*** BRANO ESTRATTO

Questo White Paper non è mai stato diffuso e gli Stati Uniti hanno ignorato le procedure legali in vigore e hanno invaso l’Afghanistan.
Noi attendiamo ancora queste prove.    
Noi non conosciamo sempre se Osama ben Laden stia veramente dietro questi attacchi. Numerosi dati di fatto designano lui e al-Qaida, ma le prove intangibili mancano sempre all’appello. L’unica cosa certa è che gli attacchi sono stati pianificati in Germania, non in Afghanistan. Dei diciannove attentatori, quindici erano sauditi, due erano degli Emirati Arabi Uniti, uno era egiziano e un altro libanese.
Un rapporto esplosivo, pubblicato a Londra, agli inizi di settembre, dall’Istituto Internazionale di Studi Strategici dimostrerebbe che la pericolosità di al-Qaida è stata ampiamente esagerata. Il numero dei membri di al-Qaida non ha mai superato le trecento unità.
Oggi, secondo il capo della CIA, Leon Edward Panetta, non vi sono più di cinquanta uomini di al-Qaida in Afghanistan.
E, tuttavia, il presidente Obama ha portato il numero delle unità in Afghanistan a 150 mila, a causa di quella che chiama la minaccia di al-Qaida.
Nel 1999, tra il 4 e il 16 del mese di settembre, circa trecento cittadini russi morivano in una spaventosa serie di attentati esplosivi che, avevano distrutto due condomini nelle città di Volgodonsk e di Buinaksk. Putin aveva accusato, senza alcuna prova, il terrorismo islamico ceceno. Il panico aveva, allora, invaso la Russia e favorito l’ascesa al potere di Vladimir Putin.

******

- **COMPITI DA SVOLGERE**:
1. Nel brano su al-Qaida, quanti uomini di al-Qaida ci sarebbero oggi in Afghanistan secondo il capo della CIA?
2. Riprendi il brano su al-Qaida dal punto in cui si ferma.
I record qui non servono a niente.

*** INSIEME DI DATI

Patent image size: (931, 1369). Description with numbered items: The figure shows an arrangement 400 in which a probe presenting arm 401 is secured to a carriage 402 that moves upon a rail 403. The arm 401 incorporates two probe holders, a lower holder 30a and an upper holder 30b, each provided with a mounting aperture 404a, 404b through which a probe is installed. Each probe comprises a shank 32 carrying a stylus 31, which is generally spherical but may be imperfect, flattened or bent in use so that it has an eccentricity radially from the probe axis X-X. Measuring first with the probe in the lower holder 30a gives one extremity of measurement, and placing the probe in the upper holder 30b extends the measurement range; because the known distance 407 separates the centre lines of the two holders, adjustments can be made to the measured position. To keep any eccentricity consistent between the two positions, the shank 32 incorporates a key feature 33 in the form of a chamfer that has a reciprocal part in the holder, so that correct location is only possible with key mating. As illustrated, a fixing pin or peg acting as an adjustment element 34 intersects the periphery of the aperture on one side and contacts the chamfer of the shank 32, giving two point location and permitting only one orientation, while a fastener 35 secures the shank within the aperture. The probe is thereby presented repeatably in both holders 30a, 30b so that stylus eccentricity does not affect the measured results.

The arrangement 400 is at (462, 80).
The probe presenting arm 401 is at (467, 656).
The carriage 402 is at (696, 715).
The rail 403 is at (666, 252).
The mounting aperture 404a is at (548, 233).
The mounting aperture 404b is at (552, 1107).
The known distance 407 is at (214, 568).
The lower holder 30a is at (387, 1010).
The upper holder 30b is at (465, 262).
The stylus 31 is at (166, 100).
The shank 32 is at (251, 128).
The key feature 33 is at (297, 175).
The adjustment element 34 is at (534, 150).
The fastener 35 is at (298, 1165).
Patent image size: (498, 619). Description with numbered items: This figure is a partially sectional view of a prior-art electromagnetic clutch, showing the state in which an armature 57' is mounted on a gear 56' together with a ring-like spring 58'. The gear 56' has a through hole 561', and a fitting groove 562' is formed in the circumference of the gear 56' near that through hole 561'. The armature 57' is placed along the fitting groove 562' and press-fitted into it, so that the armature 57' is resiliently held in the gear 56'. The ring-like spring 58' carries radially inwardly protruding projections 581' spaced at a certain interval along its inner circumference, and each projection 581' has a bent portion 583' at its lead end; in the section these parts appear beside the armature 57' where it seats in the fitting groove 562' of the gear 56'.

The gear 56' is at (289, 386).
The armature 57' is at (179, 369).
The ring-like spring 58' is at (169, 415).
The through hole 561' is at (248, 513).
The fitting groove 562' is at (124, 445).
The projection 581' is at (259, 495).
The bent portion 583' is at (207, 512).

******

- **RISPOSTE DATE**:
1. Non più di cinquanta.

2.
Il primo ottobre del 1999, Putin inviava l’esercito in Cecenia e, nel marzo del 2000, veniva trionfalmente eletto presidente della Repubblica Federale Russa. Ma mentre tutta la Russia applaudiva Putin, alcuni agenti dell’FSB venivano sorpresi mentre tentavano di mettere esplosivi in uno stabile di Ryazan, una città operaia della Russia centrale. Pochi giorni dopo l’ultimo attentato di settembre, il 22 settembre 1999, alcuni residenti avevano notato, a tarda sera, due uomini scaricare dei sacchi da una macchina scura senza targa e portarli nella cantina del palazzo. Avevano chiamato la polizia che era, subito, intervenuta e aveva trovato dei sacchi pieni di hexogen. Poche ore dopo, la polizia aveva intercettato una loro telefonata, fatta da una cabina verso un numero di Mosca e i due erano stati arrestati. Ma il numero di Mosca corrispondeva a un interno dell’FSB. I due fermati, infatti, si erano, infatti, dichiarati agenti dei servizi. Furono immediatamente rilasciati.  
La storia fu soffocata.
Nel 2002, Alexander Litvinenko, ex-alto dirigente dell’FSB aveva, apertamente, accusato Putin di aver orchestrato gli attentati del 1999 per giustificare la seconda guerra cecena e arrivare al Cremlino. Litvinenko aveva denunciato tutto in un libro che, appena pubblicato in Russia, nel dicembre del 2003, era stato sequestrato dall’FSB. Fu assassinato a Londra, avvelenato con polonio radioattivo.
Vi sono troppe domande senza risposta, troppi sospetti e poi, quel vecchio adagio latino che dice:

“Cui prodest?”

“A chi giova?”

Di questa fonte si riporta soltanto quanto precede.